[Stored entries]
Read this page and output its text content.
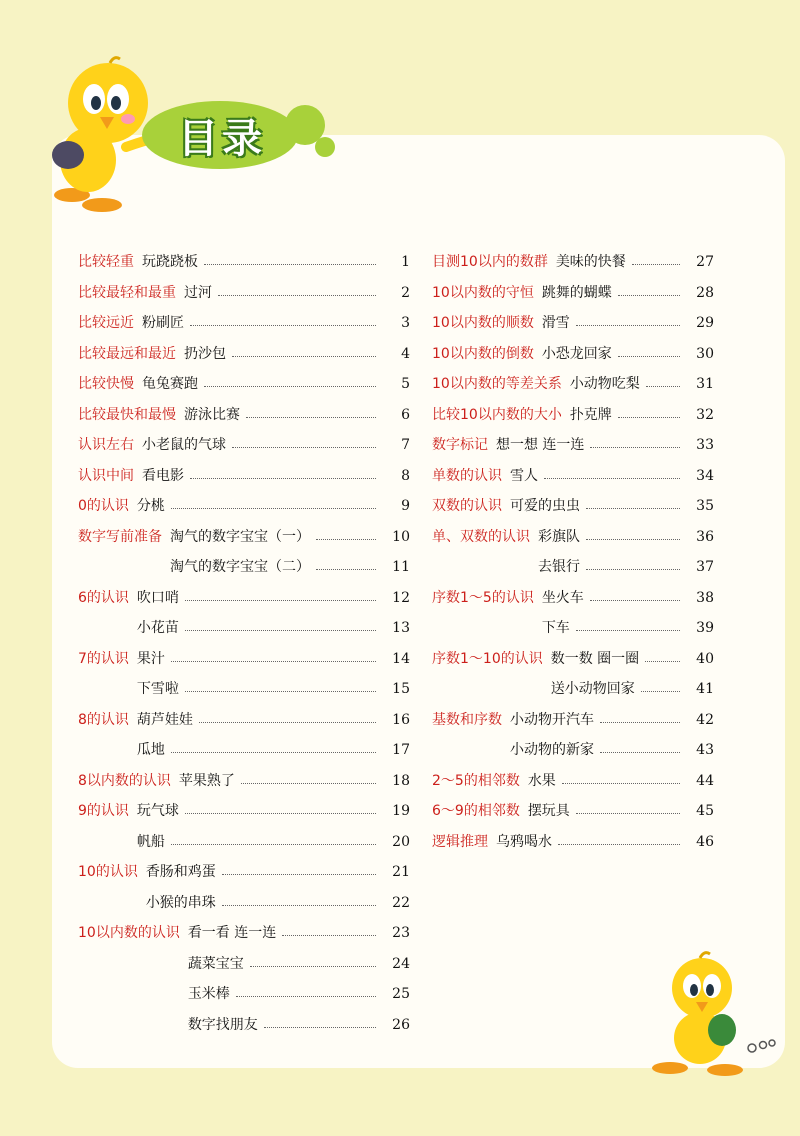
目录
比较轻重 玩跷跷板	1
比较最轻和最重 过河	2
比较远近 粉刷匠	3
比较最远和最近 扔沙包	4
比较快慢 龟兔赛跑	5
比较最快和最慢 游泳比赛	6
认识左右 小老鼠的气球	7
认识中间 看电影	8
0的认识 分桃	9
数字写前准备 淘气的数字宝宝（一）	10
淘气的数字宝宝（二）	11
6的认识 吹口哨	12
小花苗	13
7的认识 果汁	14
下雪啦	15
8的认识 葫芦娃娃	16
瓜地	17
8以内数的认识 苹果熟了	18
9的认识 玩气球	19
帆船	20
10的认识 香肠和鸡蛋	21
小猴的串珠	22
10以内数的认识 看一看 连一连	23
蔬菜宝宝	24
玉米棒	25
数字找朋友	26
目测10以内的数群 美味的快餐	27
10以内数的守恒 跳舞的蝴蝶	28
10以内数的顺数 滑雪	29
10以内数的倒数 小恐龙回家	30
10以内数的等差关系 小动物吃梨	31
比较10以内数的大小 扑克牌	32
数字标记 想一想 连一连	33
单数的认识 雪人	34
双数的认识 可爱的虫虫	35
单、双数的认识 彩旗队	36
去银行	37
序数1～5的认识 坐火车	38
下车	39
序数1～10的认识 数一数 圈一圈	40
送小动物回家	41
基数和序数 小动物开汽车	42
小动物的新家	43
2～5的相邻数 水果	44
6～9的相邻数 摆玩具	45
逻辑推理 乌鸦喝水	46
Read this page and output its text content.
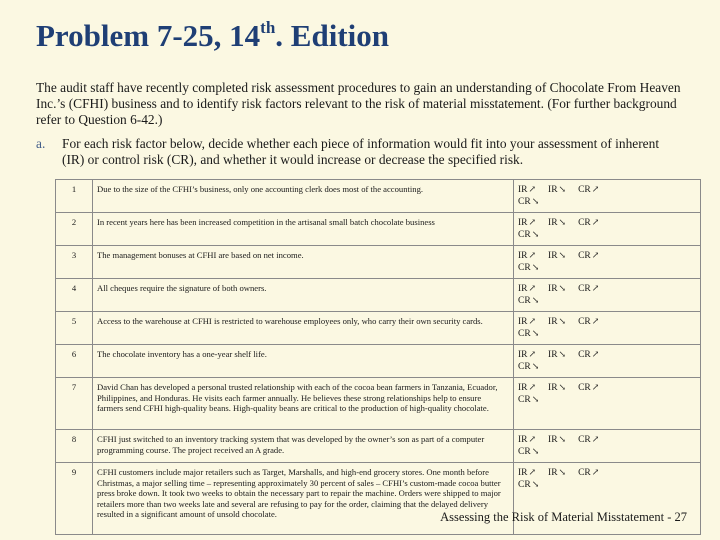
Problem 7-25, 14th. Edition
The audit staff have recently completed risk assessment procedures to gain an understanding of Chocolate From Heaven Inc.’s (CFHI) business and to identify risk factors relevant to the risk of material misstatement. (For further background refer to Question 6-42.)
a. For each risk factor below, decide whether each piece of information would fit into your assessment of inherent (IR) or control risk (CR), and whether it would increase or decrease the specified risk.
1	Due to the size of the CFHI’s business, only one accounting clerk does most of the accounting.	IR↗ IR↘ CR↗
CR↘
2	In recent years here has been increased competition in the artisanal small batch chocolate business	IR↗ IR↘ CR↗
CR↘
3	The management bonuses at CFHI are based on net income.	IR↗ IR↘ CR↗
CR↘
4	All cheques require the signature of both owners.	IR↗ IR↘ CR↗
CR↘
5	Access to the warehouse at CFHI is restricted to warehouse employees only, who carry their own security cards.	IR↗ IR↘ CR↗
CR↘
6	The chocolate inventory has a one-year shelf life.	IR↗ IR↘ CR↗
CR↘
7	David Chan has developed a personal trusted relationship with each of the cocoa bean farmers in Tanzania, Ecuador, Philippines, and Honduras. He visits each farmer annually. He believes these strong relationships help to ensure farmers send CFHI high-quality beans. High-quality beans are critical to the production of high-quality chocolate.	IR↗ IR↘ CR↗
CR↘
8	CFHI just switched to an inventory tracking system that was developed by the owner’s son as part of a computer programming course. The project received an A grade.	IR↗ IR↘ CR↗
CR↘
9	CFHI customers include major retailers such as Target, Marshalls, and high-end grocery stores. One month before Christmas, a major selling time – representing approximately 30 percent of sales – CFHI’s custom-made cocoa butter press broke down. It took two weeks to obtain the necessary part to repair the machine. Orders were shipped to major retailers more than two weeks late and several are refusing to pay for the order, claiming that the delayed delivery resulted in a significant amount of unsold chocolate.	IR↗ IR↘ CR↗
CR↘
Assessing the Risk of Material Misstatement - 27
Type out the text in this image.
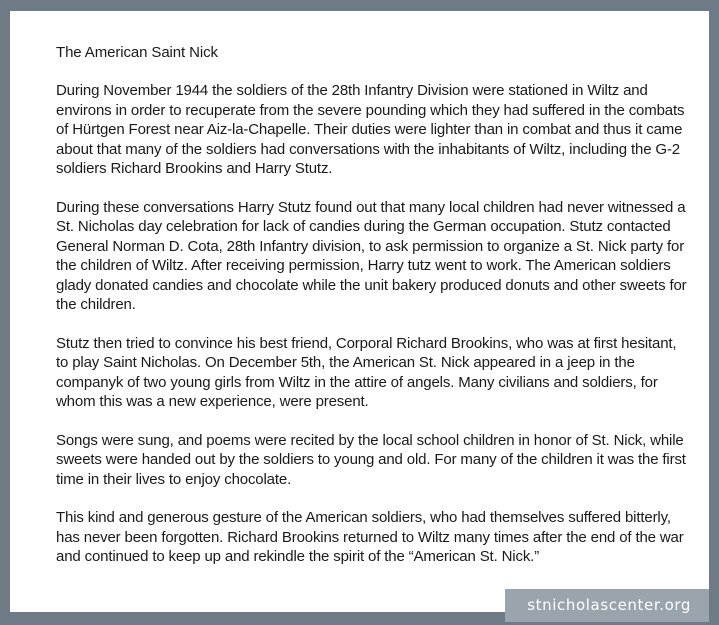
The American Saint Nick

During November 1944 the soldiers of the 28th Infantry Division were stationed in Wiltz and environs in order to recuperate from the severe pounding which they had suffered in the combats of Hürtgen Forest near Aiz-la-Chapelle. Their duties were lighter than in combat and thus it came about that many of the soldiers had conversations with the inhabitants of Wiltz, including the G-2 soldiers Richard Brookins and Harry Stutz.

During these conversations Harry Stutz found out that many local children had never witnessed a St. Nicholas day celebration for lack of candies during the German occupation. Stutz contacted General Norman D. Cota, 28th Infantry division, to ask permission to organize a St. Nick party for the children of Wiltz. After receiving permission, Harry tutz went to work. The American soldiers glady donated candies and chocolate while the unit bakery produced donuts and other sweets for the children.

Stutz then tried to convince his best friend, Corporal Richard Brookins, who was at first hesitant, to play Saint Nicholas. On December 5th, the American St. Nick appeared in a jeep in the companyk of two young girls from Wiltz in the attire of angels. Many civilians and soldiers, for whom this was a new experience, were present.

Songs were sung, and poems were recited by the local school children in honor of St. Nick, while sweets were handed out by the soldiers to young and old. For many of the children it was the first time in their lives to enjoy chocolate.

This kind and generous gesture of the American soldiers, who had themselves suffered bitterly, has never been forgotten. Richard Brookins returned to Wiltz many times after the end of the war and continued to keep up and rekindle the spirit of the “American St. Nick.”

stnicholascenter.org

**STATED PROBLEM**
Check every line in the material above for the string "each", then give only the number of lines that have it.

**COMPLETED TASK**
2